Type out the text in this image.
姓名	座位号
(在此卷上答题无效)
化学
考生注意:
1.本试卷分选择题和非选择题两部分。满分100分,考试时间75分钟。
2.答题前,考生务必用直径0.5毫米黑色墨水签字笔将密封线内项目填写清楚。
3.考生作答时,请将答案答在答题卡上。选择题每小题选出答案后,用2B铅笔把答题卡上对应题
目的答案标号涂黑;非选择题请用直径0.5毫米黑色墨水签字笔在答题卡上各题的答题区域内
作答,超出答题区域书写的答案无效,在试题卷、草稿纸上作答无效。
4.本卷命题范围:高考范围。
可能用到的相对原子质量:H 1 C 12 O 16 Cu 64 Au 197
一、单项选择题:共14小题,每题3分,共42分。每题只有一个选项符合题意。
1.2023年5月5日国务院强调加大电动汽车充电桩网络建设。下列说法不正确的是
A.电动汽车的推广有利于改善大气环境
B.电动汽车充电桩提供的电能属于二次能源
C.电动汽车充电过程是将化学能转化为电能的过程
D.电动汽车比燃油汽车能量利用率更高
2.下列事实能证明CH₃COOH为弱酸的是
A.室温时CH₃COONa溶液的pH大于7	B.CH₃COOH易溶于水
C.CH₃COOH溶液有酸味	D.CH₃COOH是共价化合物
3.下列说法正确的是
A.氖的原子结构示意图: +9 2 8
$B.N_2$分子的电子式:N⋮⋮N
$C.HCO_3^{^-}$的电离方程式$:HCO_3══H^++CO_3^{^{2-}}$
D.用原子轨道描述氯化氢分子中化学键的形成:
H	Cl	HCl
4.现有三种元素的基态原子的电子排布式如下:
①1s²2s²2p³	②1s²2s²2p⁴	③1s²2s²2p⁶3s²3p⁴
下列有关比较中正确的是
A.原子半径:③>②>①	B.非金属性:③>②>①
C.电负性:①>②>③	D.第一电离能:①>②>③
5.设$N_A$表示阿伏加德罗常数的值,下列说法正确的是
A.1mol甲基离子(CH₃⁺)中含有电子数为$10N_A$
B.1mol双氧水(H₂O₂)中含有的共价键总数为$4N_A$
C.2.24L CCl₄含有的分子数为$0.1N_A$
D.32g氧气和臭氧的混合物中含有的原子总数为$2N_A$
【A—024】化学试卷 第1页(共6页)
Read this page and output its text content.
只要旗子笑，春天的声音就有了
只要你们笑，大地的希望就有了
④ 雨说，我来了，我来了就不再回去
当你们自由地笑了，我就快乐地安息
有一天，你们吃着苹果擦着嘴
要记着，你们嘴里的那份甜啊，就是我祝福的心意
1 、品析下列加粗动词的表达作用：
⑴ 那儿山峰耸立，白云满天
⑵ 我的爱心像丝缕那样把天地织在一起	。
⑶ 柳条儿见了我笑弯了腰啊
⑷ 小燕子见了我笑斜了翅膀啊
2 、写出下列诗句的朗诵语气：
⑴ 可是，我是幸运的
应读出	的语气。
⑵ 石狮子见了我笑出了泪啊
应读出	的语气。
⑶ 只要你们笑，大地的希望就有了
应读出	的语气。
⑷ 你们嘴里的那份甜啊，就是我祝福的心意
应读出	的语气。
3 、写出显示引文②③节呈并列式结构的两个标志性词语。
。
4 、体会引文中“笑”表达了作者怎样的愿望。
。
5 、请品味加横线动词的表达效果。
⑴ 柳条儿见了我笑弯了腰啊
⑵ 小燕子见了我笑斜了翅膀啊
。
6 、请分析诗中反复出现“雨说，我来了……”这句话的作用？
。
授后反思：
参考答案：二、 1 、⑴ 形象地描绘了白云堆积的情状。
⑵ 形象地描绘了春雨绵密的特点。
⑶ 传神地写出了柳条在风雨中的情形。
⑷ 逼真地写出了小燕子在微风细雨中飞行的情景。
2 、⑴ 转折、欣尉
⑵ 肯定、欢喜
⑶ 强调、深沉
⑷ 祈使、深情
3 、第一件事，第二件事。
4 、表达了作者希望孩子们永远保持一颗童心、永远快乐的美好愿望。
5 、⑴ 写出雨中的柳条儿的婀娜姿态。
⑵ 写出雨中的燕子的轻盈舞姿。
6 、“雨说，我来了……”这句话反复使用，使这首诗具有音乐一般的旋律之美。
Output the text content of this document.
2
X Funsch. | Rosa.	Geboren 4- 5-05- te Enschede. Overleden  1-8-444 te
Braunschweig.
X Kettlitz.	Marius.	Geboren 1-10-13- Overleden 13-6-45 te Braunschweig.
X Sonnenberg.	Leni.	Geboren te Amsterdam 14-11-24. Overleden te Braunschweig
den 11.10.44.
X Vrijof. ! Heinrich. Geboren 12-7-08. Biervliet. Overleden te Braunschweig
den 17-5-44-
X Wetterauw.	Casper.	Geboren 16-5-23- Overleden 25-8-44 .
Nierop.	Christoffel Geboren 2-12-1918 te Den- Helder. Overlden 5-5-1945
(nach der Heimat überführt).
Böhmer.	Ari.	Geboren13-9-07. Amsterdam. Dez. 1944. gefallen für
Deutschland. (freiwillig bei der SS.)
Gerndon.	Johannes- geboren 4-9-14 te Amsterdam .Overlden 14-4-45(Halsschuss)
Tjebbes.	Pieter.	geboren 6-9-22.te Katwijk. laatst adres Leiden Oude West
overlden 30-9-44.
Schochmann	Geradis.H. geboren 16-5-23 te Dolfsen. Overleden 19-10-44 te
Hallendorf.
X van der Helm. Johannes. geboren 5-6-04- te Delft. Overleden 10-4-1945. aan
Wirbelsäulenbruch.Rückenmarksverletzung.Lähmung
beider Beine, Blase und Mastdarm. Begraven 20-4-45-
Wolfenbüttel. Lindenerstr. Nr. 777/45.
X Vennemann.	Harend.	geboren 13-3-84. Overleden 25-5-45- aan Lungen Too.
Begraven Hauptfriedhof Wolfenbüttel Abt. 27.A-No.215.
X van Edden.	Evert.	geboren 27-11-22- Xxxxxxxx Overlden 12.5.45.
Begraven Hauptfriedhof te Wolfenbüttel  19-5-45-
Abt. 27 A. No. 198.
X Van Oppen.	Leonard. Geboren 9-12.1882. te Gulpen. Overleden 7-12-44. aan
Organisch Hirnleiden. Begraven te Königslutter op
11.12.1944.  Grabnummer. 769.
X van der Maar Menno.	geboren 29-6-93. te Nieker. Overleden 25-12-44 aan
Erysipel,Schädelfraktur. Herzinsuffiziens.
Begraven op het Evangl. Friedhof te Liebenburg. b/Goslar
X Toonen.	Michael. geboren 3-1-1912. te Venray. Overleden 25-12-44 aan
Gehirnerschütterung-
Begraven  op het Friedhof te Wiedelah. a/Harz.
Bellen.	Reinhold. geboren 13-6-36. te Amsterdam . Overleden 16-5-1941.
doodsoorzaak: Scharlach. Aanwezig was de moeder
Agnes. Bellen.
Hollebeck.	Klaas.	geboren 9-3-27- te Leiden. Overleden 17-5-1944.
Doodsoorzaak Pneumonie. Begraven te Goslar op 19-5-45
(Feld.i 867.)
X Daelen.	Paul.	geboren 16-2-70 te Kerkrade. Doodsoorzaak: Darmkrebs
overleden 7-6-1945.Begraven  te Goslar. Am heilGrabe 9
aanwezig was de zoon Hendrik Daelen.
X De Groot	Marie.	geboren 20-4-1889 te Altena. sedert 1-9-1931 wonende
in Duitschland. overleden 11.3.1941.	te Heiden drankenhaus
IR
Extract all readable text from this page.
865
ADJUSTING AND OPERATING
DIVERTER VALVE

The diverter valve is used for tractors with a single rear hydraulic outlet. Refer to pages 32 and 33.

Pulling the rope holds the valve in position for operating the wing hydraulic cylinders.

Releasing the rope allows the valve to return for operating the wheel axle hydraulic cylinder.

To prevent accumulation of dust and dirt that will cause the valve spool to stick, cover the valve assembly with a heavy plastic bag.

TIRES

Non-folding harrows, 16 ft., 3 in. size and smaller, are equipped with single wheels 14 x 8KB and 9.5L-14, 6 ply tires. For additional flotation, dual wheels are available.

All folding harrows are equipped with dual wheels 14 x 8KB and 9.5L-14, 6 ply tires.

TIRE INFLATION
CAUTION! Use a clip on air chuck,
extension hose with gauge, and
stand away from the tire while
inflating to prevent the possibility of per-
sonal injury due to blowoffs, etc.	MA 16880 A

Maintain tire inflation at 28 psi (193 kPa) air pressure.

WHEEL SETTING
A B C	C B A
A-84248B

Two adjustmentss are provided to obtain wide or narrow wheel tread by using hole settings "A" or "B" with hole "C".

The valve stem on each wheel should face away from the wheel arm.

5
•••••
■ WORK TO COMPLETE: Out of the records, collect only those lines that contain the string "text".

■ THE OUTPUT:
Type out the text in this image.
Read this page and output its text content.
Output the text content of this document.
Extract all readable text from this page.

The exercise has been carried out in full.